## Prompt
Leave out the pictures and copy everything else in the entries exactly.

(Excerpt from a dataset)
════════

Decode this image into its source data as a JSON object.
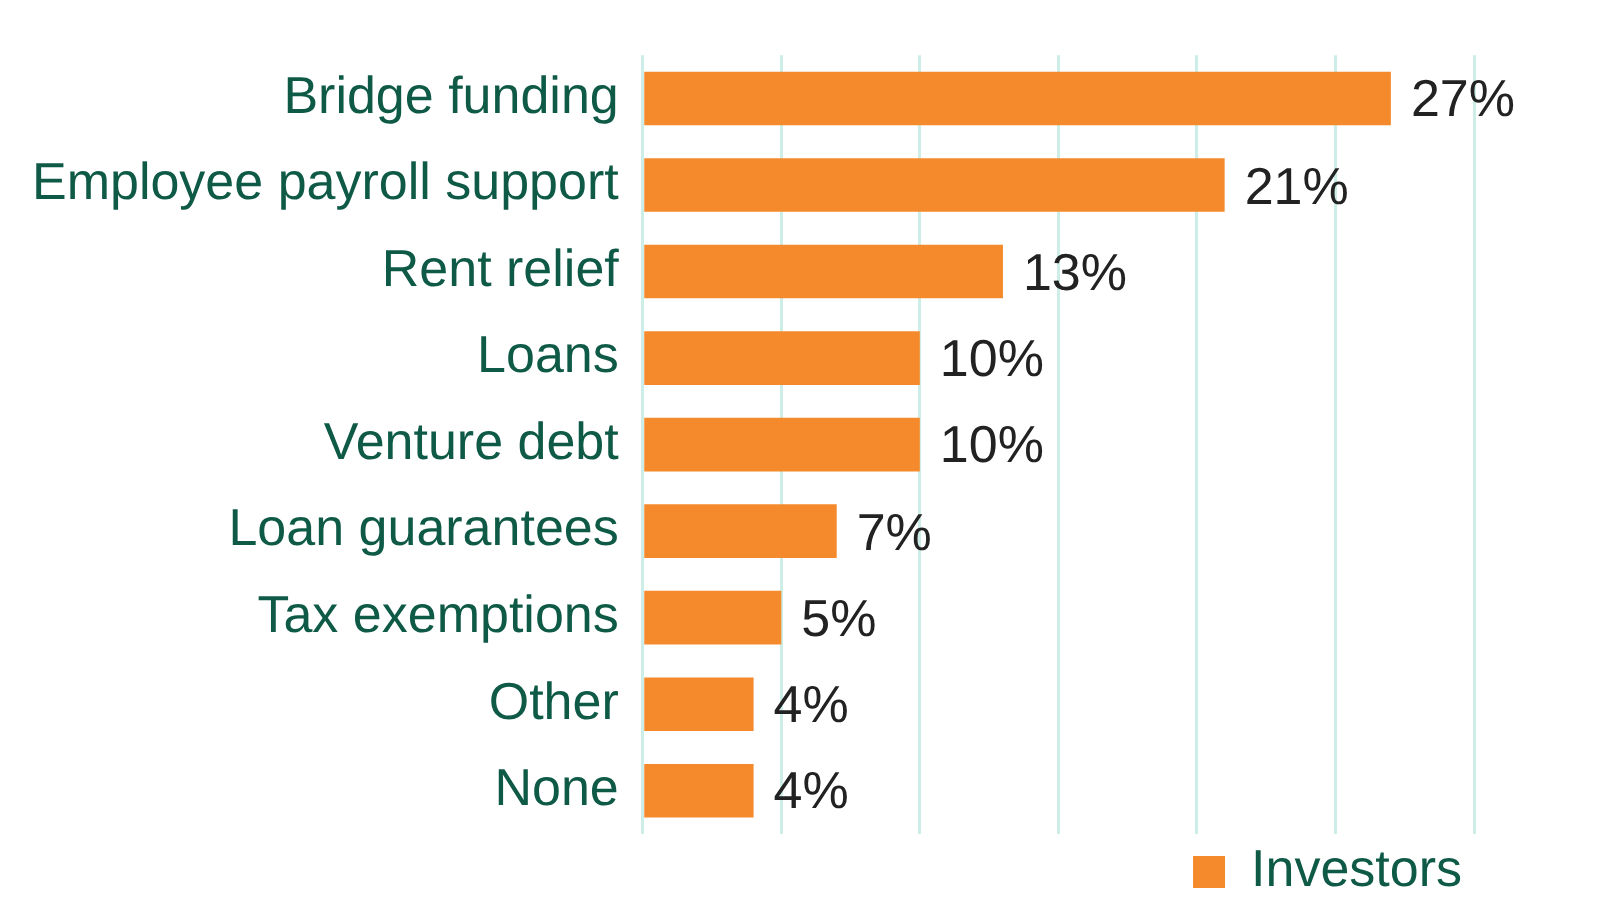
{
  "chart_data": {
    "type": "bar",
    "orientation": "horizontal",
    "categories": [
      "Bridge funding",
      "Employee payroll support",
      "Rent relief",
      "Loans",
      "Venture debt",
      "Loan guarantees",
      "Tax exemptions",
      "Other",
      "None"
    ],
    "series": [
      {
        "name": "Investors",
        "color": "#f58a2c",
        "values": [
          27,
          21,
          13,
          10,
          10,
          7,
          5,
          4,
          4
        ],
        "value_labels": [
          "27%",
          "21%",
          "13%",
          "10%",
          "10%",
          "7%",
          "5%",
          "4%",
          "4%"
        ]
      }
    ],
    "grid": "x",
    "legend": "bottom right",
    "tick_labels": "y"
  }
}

════════

## Exercise response
Decode this image into its source data as a JSON object.
{
  "chart_data": {
    "type": "bar",
    "orientation": "horizontal",
    "categories": [
      "Bridge funding",
      "Employee payroll support",
      "Rent relief",
      "Loans",
      "Venture debt",
      "Loan guarantees",
      "Tax exemptions",
      "Other",
      "None"
    ],
    "series": [
      {
        "name": "Investors",
        "color": "#f58a2c",
        "values": [
          27,
          21,
          13,
          10,
          10,
          7,
          5,
          4,
          4
        ],
        "value_labels": [
          "27%",
          "21%",
          "13%",
          "10%",
          "10%",
          "7%",
          "5%",
          "4%",
          "4%"
        ]
      }
    ],
    "grid": "x",
    "legend": "bottom right",
    "tick_labels": "y"
  }
}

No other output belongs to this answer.